* Begin *
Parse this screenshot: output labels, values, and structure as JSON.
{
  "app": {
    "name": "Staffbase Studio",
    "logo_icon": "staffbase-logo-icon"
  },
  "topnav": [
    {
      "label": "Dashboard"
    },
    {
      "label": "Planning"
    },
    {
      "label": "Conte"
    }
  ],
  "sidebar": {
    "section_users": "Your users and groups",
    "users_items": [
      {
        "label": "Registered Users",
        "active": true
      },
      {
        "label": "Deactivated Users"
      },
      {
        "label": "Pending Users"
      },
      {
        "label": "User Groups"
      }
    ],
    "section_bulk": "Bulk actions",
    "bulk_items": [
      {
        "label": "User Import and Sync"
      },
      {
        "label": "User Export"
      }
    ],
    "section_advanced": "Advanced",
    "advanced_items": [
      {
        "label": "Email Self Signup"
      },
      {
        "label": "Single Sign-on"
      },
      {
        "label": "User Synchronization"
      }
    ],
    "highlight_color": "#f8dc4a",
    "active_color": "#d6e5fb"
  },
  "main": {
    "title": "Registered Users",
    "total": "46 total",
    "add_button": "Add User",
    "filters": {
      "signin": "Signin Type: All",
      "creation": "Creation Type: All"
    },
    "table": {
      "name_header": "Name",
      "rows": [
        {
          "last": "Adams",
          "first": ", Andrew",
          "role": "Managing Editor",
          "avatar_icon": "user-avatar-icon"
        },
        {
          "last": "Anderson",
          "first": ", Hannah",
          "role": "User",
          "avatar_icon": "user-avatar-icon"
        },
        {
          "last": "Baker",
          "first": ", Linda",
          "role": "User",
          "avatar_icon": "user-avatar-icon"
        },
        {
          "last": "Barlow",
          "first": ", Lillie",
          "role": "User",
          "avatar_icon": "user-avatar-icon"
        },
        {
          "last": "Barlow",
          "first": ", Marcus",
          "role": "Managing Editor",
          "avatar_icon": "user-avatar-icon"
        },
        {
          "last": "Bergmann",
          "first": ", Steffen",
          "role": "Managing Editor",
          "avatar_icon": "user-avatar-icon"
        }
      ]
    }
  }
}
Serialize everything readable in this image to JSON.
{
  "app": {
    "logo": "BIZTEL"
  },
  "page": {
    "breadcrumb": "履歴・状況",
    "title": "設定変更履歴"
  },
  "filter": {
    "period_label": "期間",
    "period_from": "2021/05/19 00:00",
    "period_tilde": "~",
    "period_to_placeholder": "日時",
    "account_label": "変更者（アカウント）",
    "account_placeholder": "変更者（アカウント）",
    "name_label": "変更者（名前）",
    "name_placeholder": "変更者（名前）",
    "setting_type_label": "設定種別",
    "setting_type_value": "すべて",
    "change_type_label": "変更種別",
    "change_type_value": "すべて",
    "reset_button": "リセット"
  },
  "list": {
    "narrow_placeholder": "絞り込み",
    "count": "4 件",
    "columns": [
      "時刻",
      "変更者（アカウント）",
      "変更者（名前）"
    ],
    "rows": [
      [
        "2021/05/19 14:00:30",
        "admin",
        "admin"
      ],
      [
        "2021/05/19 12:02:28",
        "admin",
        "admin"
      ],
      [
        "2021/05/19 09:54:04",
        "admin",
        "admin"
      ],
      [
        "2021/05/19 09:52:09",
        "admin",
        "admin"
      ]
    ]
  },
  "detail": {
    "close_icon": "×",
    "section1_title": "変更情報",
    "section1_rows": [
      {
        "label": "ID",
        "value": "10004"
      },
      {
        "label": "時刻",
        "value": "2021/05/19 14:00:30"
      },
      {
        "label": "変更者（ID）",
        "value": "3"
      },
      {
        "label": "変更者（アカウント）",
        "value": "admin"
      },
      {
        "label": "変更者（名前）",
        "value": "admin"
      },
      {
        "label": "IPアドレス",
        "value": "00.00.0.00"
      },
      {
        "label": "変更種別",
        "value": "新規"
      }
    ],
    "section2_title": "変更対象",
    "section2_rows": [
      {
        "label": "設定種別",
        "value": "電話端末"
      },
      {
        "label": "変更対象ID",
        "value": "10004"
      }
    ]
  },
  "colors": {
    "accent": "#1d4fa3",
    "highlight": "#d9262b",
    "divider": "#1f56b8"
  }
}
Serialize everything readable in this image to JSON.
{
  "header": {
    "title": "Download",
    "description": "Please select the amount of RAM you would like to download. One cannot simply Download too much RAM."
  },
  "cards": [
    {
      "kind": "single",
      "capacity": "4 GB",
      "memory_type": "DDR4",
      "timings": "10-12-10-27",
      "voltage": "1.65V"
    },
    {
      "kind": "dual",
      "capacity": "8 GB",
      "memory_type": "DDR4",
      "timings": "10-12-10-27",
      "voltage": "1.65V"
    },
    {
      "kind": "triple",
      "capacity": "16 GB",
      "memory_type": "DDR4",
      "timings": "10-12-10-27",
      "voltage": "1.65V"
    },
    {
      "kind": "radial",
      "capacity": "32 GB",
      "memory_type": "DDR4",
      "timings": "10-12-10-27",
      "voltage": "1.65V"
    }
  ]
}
* End *
-- THE EXERCISE --
Repeat every record, exactly as written.

-- EXERCISE OUTPUT --
Parse this screenshot: output labels, values, and structure as JSON.
{
  "app": {
    "name": "Staffbase Studio",
    "logo_icon": "staffbase-logo-icon"
  },
  "topnav": [
    {
      "label": "Dashboard"
    },
    {
      "label": "Planning"
    },
    {
      "label": "Conte"
    }
  ],
  "sidebar": {
    "section_users": "Your users and groups",
    "users_items": [
      {
        "label": "Registered Users",
        "active": true
      },
      {
        "label": "Deactivated Users"
      },
      {
        "label": "Pending Users"
      },
      {
        "label": "User Groups"
      }
    ],
    "section_bulk": "Bulk actions",
    "bulk_items": [
      {
        "label": "User Import and Sync"
      },
      {
        "label": "User Export"
      }
    ],
    "section_advanced": "Advanced",
    "advanced_items": [
      {
        "label": "Email Self Signup"
      },
      {
        "label": "Single Sign-on"
      },
      {
        "label": "User Synchronization"
      }
    ],
    "highlight_color": "#f8dc4a",
    "active_color": "#d6e5fb"
  },
  "main": {
    "title": "Registered Users",
    "total": "46 total",
    "add_button": "Add User",
    "filters": {
      "signin": "Signin Type: All",
      "creation": "Creation Type: All"
    },
    "table": {
      "name_header": "Name",
      "rows": [
        {
          "last": "Adams",
          "first": ", Andrew",
          "role": "Managing Editor",
          "avatar_icon": "user-avatar-icon"
        },
        {
          "last": "Anderson",
          "first": ", Hannah",
          "role": "User",
          "avatar_icon": "user-avatar-icon"
        },
        {
          "last": "Baker",
          "first": ", Linda",
          "role": "User",
          "avatar_icon": "user-avatar-icon"
        },
        {
          "last": "Barlow",
          "first": ", Lillie",
          "role": "User",
          "avatar_icon": "user-avatar-icon"
        },
        {
          "last": "Barlow",
          "first": ", Marcus",
          "role": "Managing Editor",
          "avatar_icon": "user-avatar-icon"
        },
        {
          "last": "Bergmann",
          "first": ", Steffen",
          "role": "Managing Editor",
          "avatar_icon": "user-avatar-icon"
        }
      ]
    }
  }
}
Serialize everything readable in this image to JSON.
{
  "app": {
    "logo": "BIZTEL"
  },
  "page": {
    "breadcrumb": "履歴・状況",
    "title": "設定変更履歴"
  },
  "filter": {
    "period_label": "期間",
    "period_from": "2021/05/19 00:00",
    "period_tilde": "~",
    "period_to_placeholder": "日時",
    "account_label": "変更者（アカウント）",
    "account_placeholder": "変更者（アカウント）",
    "name_label": "変更者（名前）",
    "name_placeholder": "変更者（名前）",
    "setting_type_label": "設定種別",
    "setting_type_value": "すべて",
    "change_type_label": "変更種別",
    "change_type_value": "すべて",
    "reset_button": "リセット"
  },
  "list": {
    "narrow_placeholder": "絞り込み",
    "count": "4 件",
    "columns": [
      "時刻",
      "変更者（アカウント）",
      "変更者（名前）"
    ],
    "rows": [
      [
        "2021/05/19 14:00:30",
        "admin",
        "admin"
      ],
      [
        "2021/05/19 12:02:28",
        "admin",
        "admin"
      ],
      [
        "2021/05/19 09:54:04",
        "admin",
        "admin"
      ],
      [
        "2021/05/19 09:52:09",
        "admin",
        "admin"
      ]
    ]
  },
  "detail": {
    "close_icon": "×",
    "section1_title": "変更情報",
    "section1_rows": [
      {
        "label": "ID",
        "value": "10004"
      },
      {
        "label": "時刻",
        "value": "2021/05/19 14:00:30"
      },
      {
        "label": "変更者（ID）",
        "value": "3"
      },
      {
        "label": "変更者（アカウント）",
        "value": "admin"
      },
      {
        "label": "変更者（名前）",
        "value": "admin"
      },
      {
        "label": "IPアドレス",
        "value": "00.00.0.00"
      },
      {
        "label": "変更種別",
        "value": "新規"
      }
    ],
    "section2_title": "変更対象",
    "section2_rows": [
      {
        "label": "設定種別",
        "value": "電話端末"
      },
      {
        "label": "変更対象ID",
        "value": "10004"
      }
    ]
  },
  "colors": {
    "accent": "#1d4fa3",
    "highlight": "#d9262b",
    "divider": "#1f56b8"
  }
}
Serialize everything readable in this image to JSON.
{
  "header": {
    "title": "Download",
    "description": "Please select the amount of RAM you would like to download. One cannot simply Download too much RAM."
  },
  "cards": [
    {
      "kind": "single",
      "capacity": "4 GB",
      "memory_type": "DDR4",
      "timings": "10-12-10-27",
      "voltage": "1.65V"
    },
    {
      "kind": "dual",
      "capacity": "8 GB",
      "memory_type": "DDR4",
      "timings": "10-12-10-27",
      "voltage": "1.65V"
    },
    {
      "kind": "triple",
      "capacity": "16 GB",
      "memory_type": "DDR4",
      "timings": "10-12-10-27",
      "voltage": "1.65V"
    },
    {
      "kind": "radial",
      "capacity": "32 GB",
      "memory_type": "DDR4",
      "timings": "10-12-10-27",
      "voltage": "1.65V"
    }
  ]
}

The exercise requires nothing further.